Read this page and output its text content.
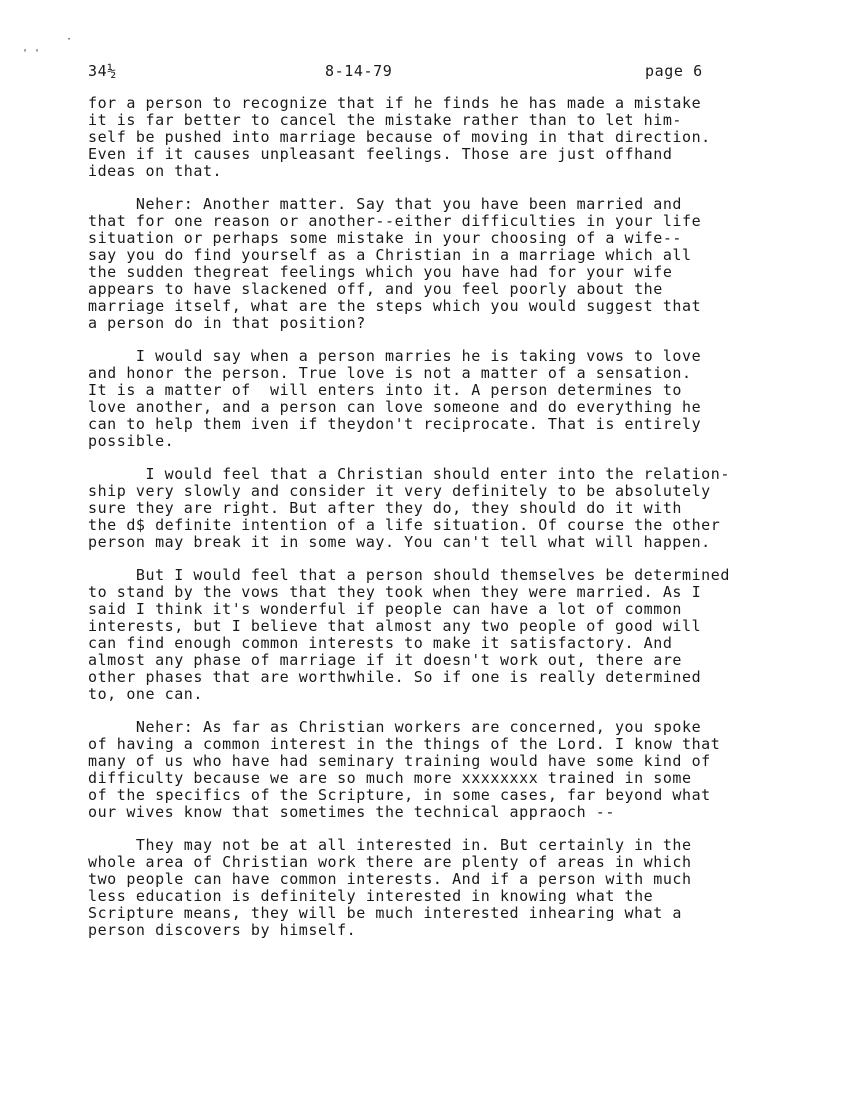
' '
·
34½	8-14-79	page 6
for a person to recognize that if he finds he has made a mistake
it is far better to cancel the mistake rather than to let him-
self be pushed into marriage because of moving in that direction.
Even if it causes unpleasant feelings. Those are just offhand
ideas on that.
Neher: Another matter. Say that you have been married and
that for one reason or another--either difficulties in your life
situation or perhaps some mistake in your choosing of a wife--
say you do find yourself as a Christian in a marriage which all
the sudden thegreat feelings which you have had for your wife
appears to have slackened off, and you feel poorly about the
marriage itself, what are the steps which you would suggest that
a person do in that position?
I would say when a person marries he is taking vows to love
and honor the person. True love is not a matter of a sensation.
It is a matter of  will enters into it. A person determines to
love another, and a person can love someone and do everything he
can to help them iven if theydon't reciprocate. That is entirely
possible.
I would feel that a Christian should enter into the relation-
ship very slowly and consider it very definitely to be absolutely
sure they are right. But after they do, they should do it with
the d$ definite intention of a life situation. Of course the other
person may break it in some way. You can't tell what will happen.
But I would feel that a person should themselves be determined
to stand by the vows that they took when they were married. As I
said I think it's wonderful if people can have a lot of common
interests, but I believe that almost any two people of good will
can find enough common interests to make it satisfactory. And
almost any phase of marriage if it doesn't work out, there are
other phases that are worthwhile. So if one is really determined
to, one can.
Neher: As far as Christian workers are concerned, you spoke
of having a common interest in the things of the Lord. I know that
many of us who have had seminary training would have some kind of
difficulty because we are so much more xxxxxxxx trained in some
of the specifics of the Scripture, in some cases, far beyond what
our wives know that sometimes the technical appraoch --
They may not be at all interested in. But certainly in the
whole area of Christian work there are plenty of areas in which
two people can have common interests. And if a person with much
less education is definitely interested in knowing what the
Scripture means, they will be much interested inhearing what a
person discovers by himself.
______________________________
Short exercise
Give an exact reproduction of every line, leaving out any picture.

Exercise response
Read this page and output its text content.
' '
·
34½	8-14-79	page 6
for a person to recognize that if he finds he has made a mistake
it is far better to cancel the mistake rather than to let him-
self be pushed into marriage because of moving in that direction.
Even if it causes unpleasant feelings. Those are just offhand
ideas on that.
Neher: Another matter. Say that you have been married and
that for one reason or another--either difficulties in your life
situation or perhaps some mistake in your choosing of a wife--
say you do find yourself as a Christian in a marriage which all
the sudden thegreat feelings which you have had for your wife
appears to have slackened off, and you feel poorly about the
marriage itself, what are the steps which you would suggest that
a person do in that position?
I would say when a person marries he is taking vows to love
and honor the person. True love is not a matter of a sensation.
It is a matter of  will enters into it. A person determines to
love another, and a person can love someone and do everything he
can to help them iven if theydon't reciprocate. That is entirely
possible.
I would feel that a Christian should enter into the relation-
ship very slowly and consider it very definitely to be absolutely
sure they are right. But after they do, they should do it with
the d$ definite intention of a life situation. Of course the other
person may break it in some way. You can't tell what will happen.
But I would feel that a person should themselves be determined
to stand by the vows that they took when they were married. As I
said I think it's wonderful if people can have a lot of common
interests, but I believe that almost any two people of good will
can find enough common interests to make it satisfactory. And
almost any phase of marriage if it doesn't work out, there are
other phases that are worthwhile. So if one is really determined
to, one can.
Neher: As far as Christian workers are concerned, you spoke
of having a common interest in the things of the Lord. I know that
many of us who have had seminary training would have some kind of
difficulty because we are so much more xxxxxxxx trained in some
of the specifics of the Scripture, in some cases, far beyond what
our wives know that sometimes the technical appraoch --
They may not be at all interested in. But certainly in the
whole area of Christian work there are plenty of areas in which
two people can have common interests. And if a person with much
less education is definitely interested in knowing what the
Scripture means, they will be much interested inhearing what a
person discovers by himself.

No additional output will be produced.